• [Records shown]:
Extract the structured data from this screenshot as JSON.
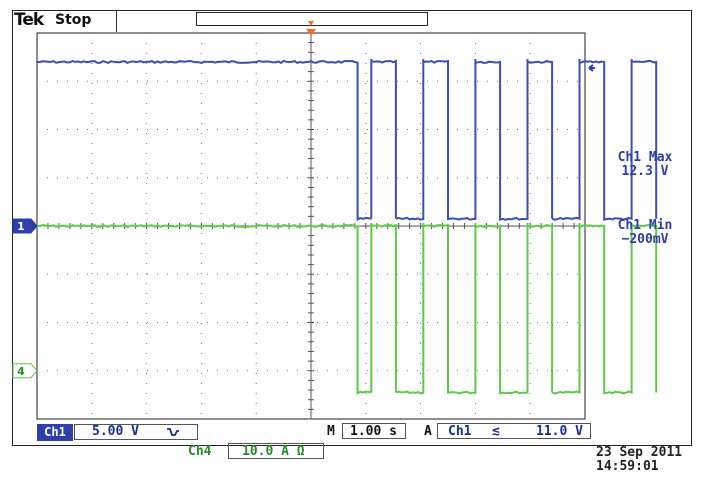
{
  "header": {
    "brand": "Tek",
    "status": "Stop"
  },
  "readouts": {
    "ch1_max_label": "Ch1 Max",
    "ch1_max_value": "12.3 V",
    "ch1_min_label": "Ch1 Min",
    "ch1_min_value": "−200mV"
  },
  "markers": {
    "ch1": "1",
    "ch4": "4"
  },
  "footer": {
    "ch1_label": "Ch1",
    "ch1_scale": "5.00 V",
    "ch4_label": "Ch4",
    "ch4_scale": "10.0 A Ω",
    "timebase_prefix": "M",
    "timebase": "1.00 s",
    "trigger_prefix": "A",
    "trigger_source": "Ch1",
    "trigger_slope": "≲",
    "trigger_level": "11.0 V",
    "date": "23 Sep  2011",
    "time": "14:59:01"
  },
  "colors": {
    "ch1": "#3a4fb0",
    "ch4": "#5fc84a",
    "grid": "#444444",
    "ch1_badge": "#2e3fa7"
  },
  "waveforms": {
    "ch1": {
      "high_level_div": 3.4,
      "low_level_div": 0.15,
      "flat_until_div": 5.85,
      "pulse_starts_div": [
        6.1,
        7.05,
        8.0,
        8.95,
        9.9,
        10.85
      ],
      "pulse_width_div": 0.45
    },
    "ch4": {
      "high_level_div": 3.0,
      "low_level_div": -0.45,
      "flat_until_div": 5.85,
      "pulse_starts_div": [
        6.1,
        7.05,
        8.0,
        8.95,
        9.9,
        10.85
      ],
      "pulse_width_div": 0.45
    }
  }
}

• [Task goal]:
Write out the records above once more, word for word, with no pictures.

• [The reply]:
Extract the structured data from this screenshot as JSON.
{
  "header": {
    "brand": "Tek",
    "status": "Stop"
  },
  "readouts": {
    "ch1_max_label": "Ch1 Max",
    "ch1_max_value": "12.3 V",
    "ch1_min_label": "Ch1 Min",
    "ch1_min_value": "−200mV"
  },
  "markers": {
    "ch1": "1",
    "ch4": "4"
  },
  "footer": {
    "ch1_label": "Ch1",
    "ch1_scale": "5.00 V",
    "ch4_label": "Ch4",
    "ch4_scale": "10.0 A Ω",
    "timebase_prefix": "M",
    "timebase": "1.00 s",
    "trigger_prefix": "A",
    "trigger_source": "Ch1",
    "trigger_slope": "≲",
    "trigger_level": "11.0 V",
    "date": "23 Sep  2011",
    "time": "14:59:01"
  },
  "colors": {
    "ch1": "#3a4fb0",
    "ch4": "#5fc84a",
    "grid": "#444444",
    "ch1_badge": "#2e3fa7"
  },
  "waveforms": {
    "ch1": {
      "high_level_div": 3.4,
      "low_level_div": 0.15,
      "flat_until_div": 5.85,
      "pulse_starts_div": [
        6.1,
        7.05,
        8.0,
        8.95,
        9.9,
        10.85
      ],
      "pulse_width_div": 0.45
    },
    "ch4": {
      "high_level_div": 3.0,
      "low_level_div": -0.45,
      "flat_until_div": 5.85,
      "pulse_starts_div": [
        6.1,
        7.05,
        8.0,
        8.95,
        9.9,
        10.85
      ],
      "pulse_width_div": 0.45
    }
  }
}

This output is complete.